--- start Entries ---
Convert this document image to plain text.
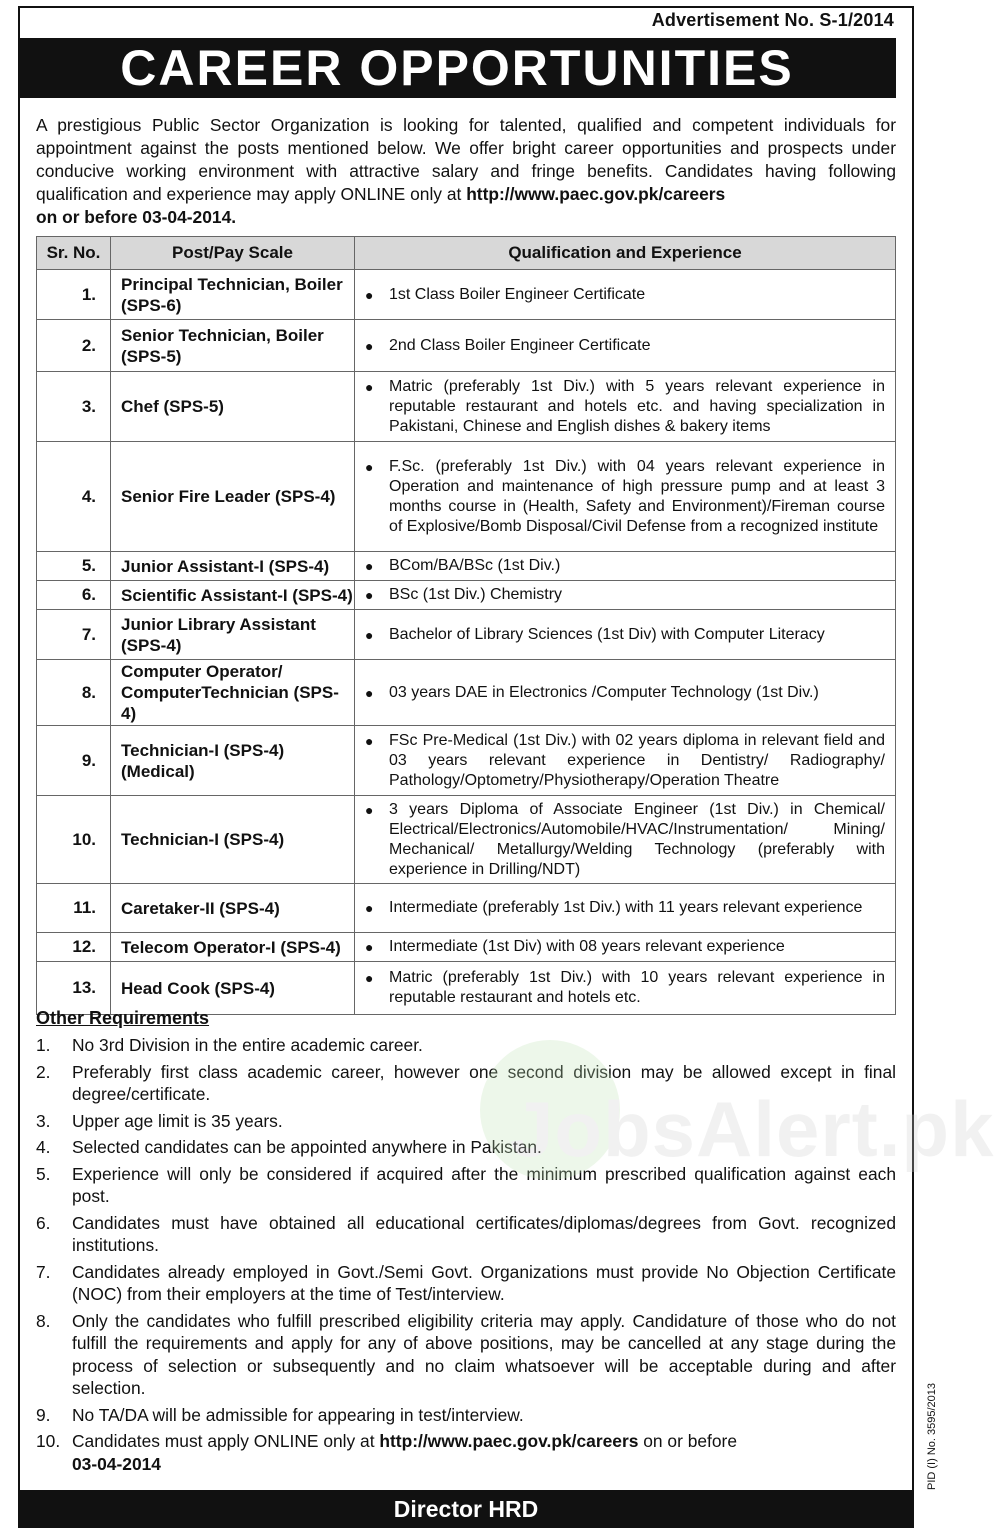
Advertisement No. S-1/2014
CAREER OPPORTUNITIES
A prestigious Public Sector Organization is looking for talented, qualified and competent individuals for appointment against the posts mentioned below. We offer bright career opportunities and prospects under conducive working environment with attractive salary and fringe benefits. Candidates having following qualification and experience may apply ONLINE only at http://www.paec.gov.pk/careers
on or before 03-04-2014.
Sr. No.	Post/Pay Scale	Qualification and Experience
1.	Principal Technician, Boiler (SPS-6)	● 1st Class Boiler Engineer Certificate

2.	Senior Technician, Boiler (SPS-5)	● 2nd Class Boiler Engineer Certificate

3.	Chef (SPS-5)	● Matric (preferably 1st Div.) with 5 years relevant experience in reputable restaurant and hotels etc. and having specialization in Pakistani, Chinese and English dishes & bakery items

4.	Senior Fire Leader (SPS-4)	● F.Sc. (preferably 1st Div.) with 04 years relevant experience in Operation and maintenance of high pressure pump and at least 3 months course in (Health, Safety and Environment)/Fireman course of Explosive/Bomb Disposal/Civil Defense from a recognized institute

5.	Junior Assistant-I (SPS-4)	● BCom/BA/BSc (1st Div.)

6.	Scientific Assistant-I (SPS-4)	● BSc (1st Div.) Chemistry

7.	Junior Library Assistant (SPS-4)	● Bachelor of Library Sciences (1st Div) with Computer Literacy

8.	Computer Operator/ ComputerTechnician (SPS-4)	● 03 years DAE in Electronics /Computer Technology (1st Div.)

9.	Technician-I (SPS-4) (Medical)	● FSc Pre-Medical (1st Div.) with 02 years diploma in relevant field and 03 years relevant experience in Dentistry/ Radiography/ Pathology/Optometry/Physiotherapy/Operation Theatre

10.	Technician-I (SPS-4)	● 3 years Diploma of Associate Engineer (1st Div.) in Chemical/ Electrical/Electronics/Automobile/HVAC/Instrumentation/ Mining/ Mechanical/ Metallurgy/Welding Technology (preferably with experience in Drilling/NDT)

11.	Caretaker-II (SPS-4)	● Intermediate (preferably 1st Div.) with 11 years relevant experience

12.	Telecom Operator-I (SPS-4)	● Intermediate (1st Div) with 08 years relevant experience

13.	Head Cook (SPS-4)	● Matric (preferably 1st Div.) with 10 years relevant experience in reputable restaurant and hotels etc.
Other Requirements
1.	No 3rd Division in the entire academic career.
2.	Preferably first class academic career, however one second division may be allowed except in final degree/certificate.
3.	Upper age limit is 35 years.
4.	Selected candidates can be appointed anywhere in Pakistan.
5.	Experience will only be considered if acquired after the minimum prescribed qualification against each post.
6.	Candidates must have obtained all educational certificates/diplomas/degrees from Govt. recognized institutions.
7.	Candidates already employed in Govt./Semi Govt. Organizations must provide No Objection Certificate (NOC) from their employers at the time of Test/interview.
8.	Only the candidates who fulfill prescribed eligibility criteria may apply. Candidature of those who do not fulfill the requirements and apply for any of above positions, may be cancelled at any stage during the process of selection or subsequently and no claim whatsoever will be acceptable during and after selection.
9.	No TA/DA will be admissible for appearing in test/interview.
10. Candidates must apply ONLINE only at http://www.paec.gov.pk/careers on or before
03-04-2014
JobsAlert.pk
PID (I) No. 3595/2013
Director HRD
--- end Entries ---
From the listing, extract all text exactly as given and drop any picture.

= Complete answer =
Convert this document image to plain text.
Advertisement No. S-1/2014
CAREER OPPORTUNITIES
A prestigious Public Sector Organization is looking for talented, qualified and competent individuals for appointment against the posts mentioned below. We offer bright career opportunities and prospects under conducive working environment with attractive salary and fringe benefits. Candidates having following qualification and experience may apply ONLINE only at http://www.paec.gov.pk/careers
on or before 03-04-2014.
Sr. No.	Post/Pay Scale	Qualification and Experience
1.	Principal Technician, Boiler (SPS-6)	● 1st Class Boiler Engineer Certificate

2.	Senior Technician, Boiler (SPS-5)	● 2nd Class Boiler Engineer Certificate

3.	Chef (SPS-5)	● Matric (preferably 1st Div.) with 5 years relevant experience in reputable restaurant and hotels etc. and having specialization in Pakistani, Chinese and English dishes & bakery items

4.	Senior Fire Leader (SPS-4)	● F.Sc. (preferably 1st Div.) with 04 years relevant experience in Operation and maintenance of high pressure pump and at least 3 months course in (Health, Safety and Environment)/Fireman course of Explosive/Bomb Disposal/Civil Defense from a recognized institute

5.	Junior Assistant-I (SPS-4)	● BCom/BA/BSc (1st Div.)

6.	Scientific Assistant-I (SPS-4)	● BSc (1st Div.) Chemistry

7.	Junior Library Assistant (SPS-4)	● Bachelor of Library Sciences (1st Div) with Computer Literacy

8.	Computer Operator/ ComputerTechnician (SPS-4)	● 03 years DAE in Electronics /Computer Technology (1st Div.)

9.	Technician-I (SPS-4) (Medical)	● FSc Pre-Medical (1st Div.) with 02 years diploma in relevant field and 03 years relevant experience in Dentistry/ Radiography/ Pathology/Optometry/Physiotherapy/Operation Theatre

10.	Technician-I (SPS-4)	● 3 years Diploma of Associate Engineer (1st Div.) in Chemical/ Electrical/Electronics/Automobile/HVAC/Instrumentation/ Mining/ Mechanical/ Metallurgy/Welding Technology (preferably with experience in Drilling/NDT)

11.	Caretaker-II (SPS-4)	● Intermediate (preferably 1st Div.) with 11 years relevant experience

12.	Telecom Operator-I (SPS-4)	● Intermediate (1st Div) with 08 years relevant experience

13.	Head Cook (SPS-4)	● Matric (preferably 1st Div.) with 10 years relevant experience in reputable restaurant and hotels etc.
Other Requirements
1.	No 3rd Division in the entire academic career.
2.	Preferably first class academic career, however one second division may be allowed except in final degree/certificate.
3.	Upper age limit is 35 years.
4.	Selected candidates can be appointed anywhere in Pakistan.
5.	Experience will only be considered if acquired after the minimum prescribed qualification against each post.
6.	Candidates must have obtained all educational certificates/diplomas/degrees from Govt. recognized institutions.
7.	Candidates already employed in Govt./Semi Govt. Organizations must provide No Objection Certificate (NOC) from their employers at the time of Test/interview.
8.	Only the candidates who fulfill prescribed eligibility criteria may apply. Candidature of those who do not fulfill the requirements and apply for any of above positions, may be cancelled at any stage during the process of selection or subsequently and no claim whatsoever will be acceptable during and after selection.
9.	No TA/DA will be admissible for appearing in test/interview.
10. Candidates must apply ONLINE only at http://www.paec.gov.pk/careers on or before
03-04-2014
JobsAlert.pk
PID (I) No. 3595/2013
Director HRD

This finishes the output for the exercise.